EXERCISE DIRECTIONS. Carry none of the pictures over; set down the material below exactly.

DATA IN THIS EXERCISE.
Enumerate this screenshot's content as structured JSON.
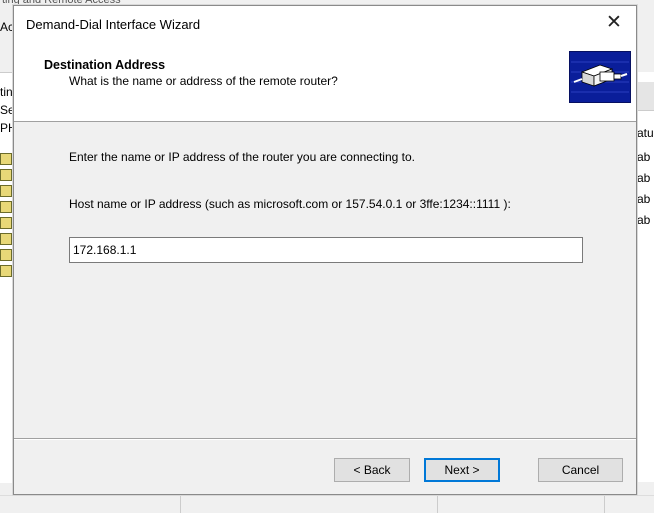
{
  "background_window": {
    "title_fragment": "ting and Remote Access",
    "menu_fragment": "Act",
    "tree_fragments": [
      "tin",
      "Ser",
      "PH"
    ],
    "right_column_header": "atu",
    "right_column_values": [
      "ab",
      "ab",
      "ab",
      "ab"
    ]
  },
  "wizard": {
    "title": "Demand-Dial Interface Wizard",
    "close_glyph": "✕",
    "header": {
      "title": "Destination Address",
      "subtitle": "What is the name or address of the remote router?",
      "icon": "router-connection-icon"
    },
    "instruction": "Enter the name or IP address of the router you are connecting to.",
    "field_label": "Host name or IP address (such as microsoft.com or 157.54.0.1 or 3ffe:1234::1111 ):",
    "host_value": "172.168.1.1",
    "buttons": {
      "back": "< Back",
      "next": "Next >",
      "cancel": "Cancel"
    }
  },
  "colors": {
    "next_button_border": "#0078d7",
    "header_icon_background": "#0a1e9a"
  }
}
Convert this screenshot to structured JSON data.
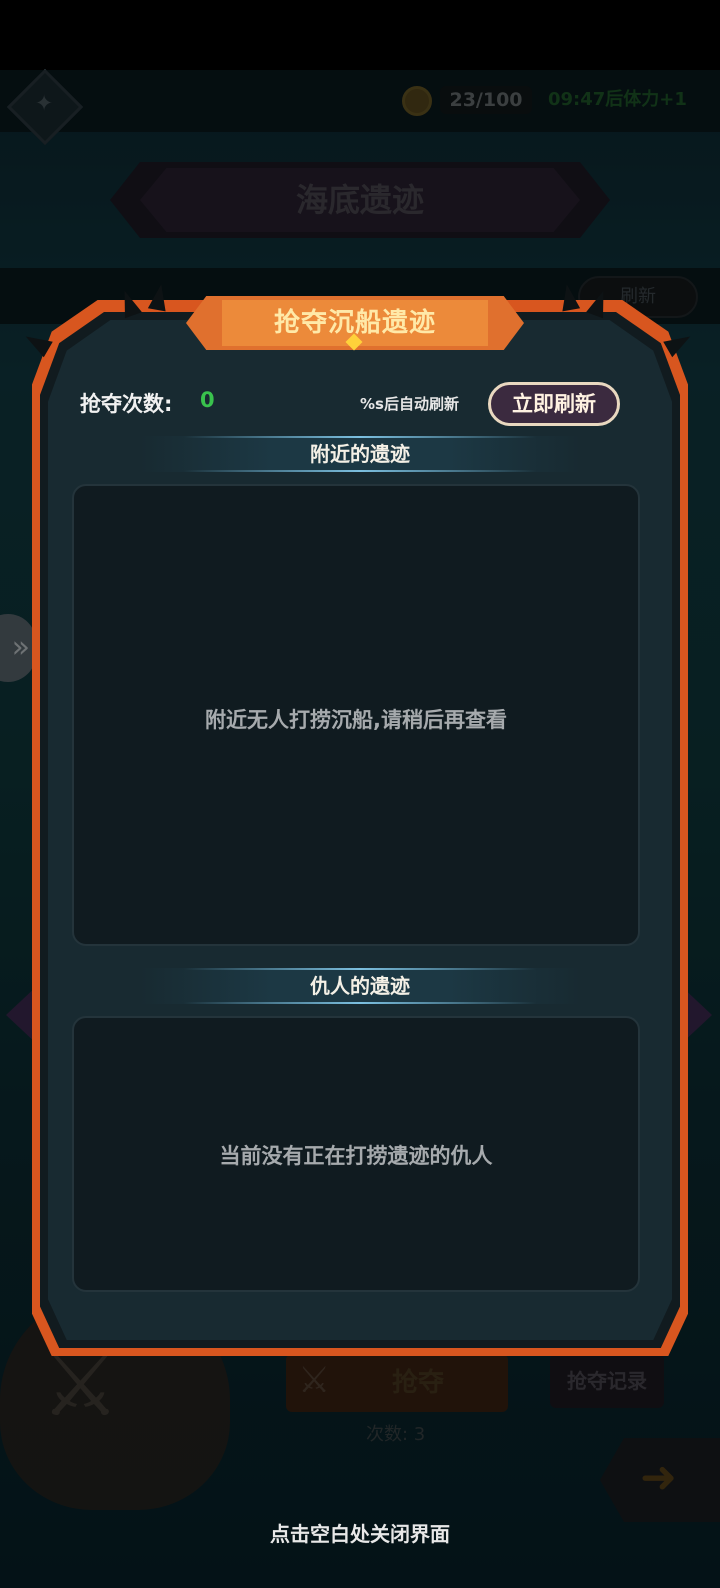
{
  "background": {
    "stamina": "23/100",
    "stamina_timer": "09:47后体力+1",
    "title": "海底遗迹",
    "refresh_label": "刷新",
    "grab_label": "抢夺",
    "record_label": "抢夺记录",
    "count_text": "次数: 3"
  },
  "dialog": {
    "title": "抢夺沉船遗迹",
    "rob_count_label": "抢夺次数:",
    "rob_count_value": "0",
    "auto_refresh_text": "%s后自动刷新",
    "refresh_now_label": "立即刷新",
    "nearby": {
      "heading": "附近的遗迹",
      "empty_text": "附近无人打捞沉船,请稍后再查看"
    },
    "enemy": {
      "heading": "仇人的遗迹",
      "empty_text": "当前没有正在打捞遗迹的仇人"
    }
  },
  "close_hint": "点击空白处关闭界面",
  "colors": {
    "accent_orange": "#e0702e",
    "count_green": "#39c24d",
    "panel_bg": "#101b20",
    "modal_bg": "#182a31"
  },
  "icons": [
    "home-icon",
    "compass-icon",
    "crossed-swords-icon",
    "arrow-right-icon",
    "chevron-right-icon"
  ]
}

EXERCISE SOLUTION.
Enumerate this screenshot's content as structured JSON.
{
  "background_window": {
    "title_fragment": "ting and Remote Access",
    "menu_fragment": "Act",
    "tree_fragments": [
      "tin",
      "Ser",
      "PH"
    ],
    "right_column_header": "atu",
    "right_column_values": [
      "ab",
      "ab",
      "ab",
      "ab"
    ]
  },
  "wizard": {
    "title": "Demand-Dial Interface Wizard",
    "close_glyph": "✕",
    "header": {
      "title": "Destination Address",
      "subtitle": "What is the name or address of the remote router?",
      "icon": "router-connection-icon"
    },
    "instruction": "Enter the name or IP address of the router you are connecting to.",
    "field_label": "Host name or IP address (such as microsoft.com or 157.54.0.1 or 3ffe:1234::1111 ):",
    "host_value": "172.168.1.1",
    "buttons": {
      "back": "< Back",
      "next": "Next >",
      "cancel": "Cancel"
    }
  },
  "colors": {
    "next_button_border": "#0078d7",
    "header_icon_background": "#0a1e9a"
  }
}
Convert this screenshot to structured JSON data.
{
  "background": {
    "stamina": "23/100",
    "stamina_timer": "09:47后体力+1",
    "title": "海底遗迹",
    "refresh_label": "刷新",
    "grab_label": "抢夺",
    "record_label": "抢夺记录",
    "count_text": "次数: 3"
  },
  "dialog": {
    "title": "抢夺沉船遗迹",
    "rob_count_label": "抢夺次数:",
    "rob_count_value": "0",
    "auto_refresh_text": "%s后自动刷新",
    "refresh_now_label": "立即刷新",
    "nearby": {
      "heading": "附近的遗迹",
      "empty_text": "附近无人打捞沉船,请稍后再查看"
    },
    "enemy": {
      "heading": "仇人的遗迹",
      "empty_text": "当前没有正在打捞遗迹的仇人"
    }
  },
  "close_hint": "点击空白处关闭界面",
  "colors": {
    "accent_orange": "#e0702e",
    "count_green": "#39c24d",
    "panel_bg": "#101b20",
    "modal_bg": "#182a31"
  },
  "icons": [
    "home-icon",
    "compass-icon",
    "crossed-swords-icon",
    "arrow-right-icon",
    "chevron-right-icon"
  ]
}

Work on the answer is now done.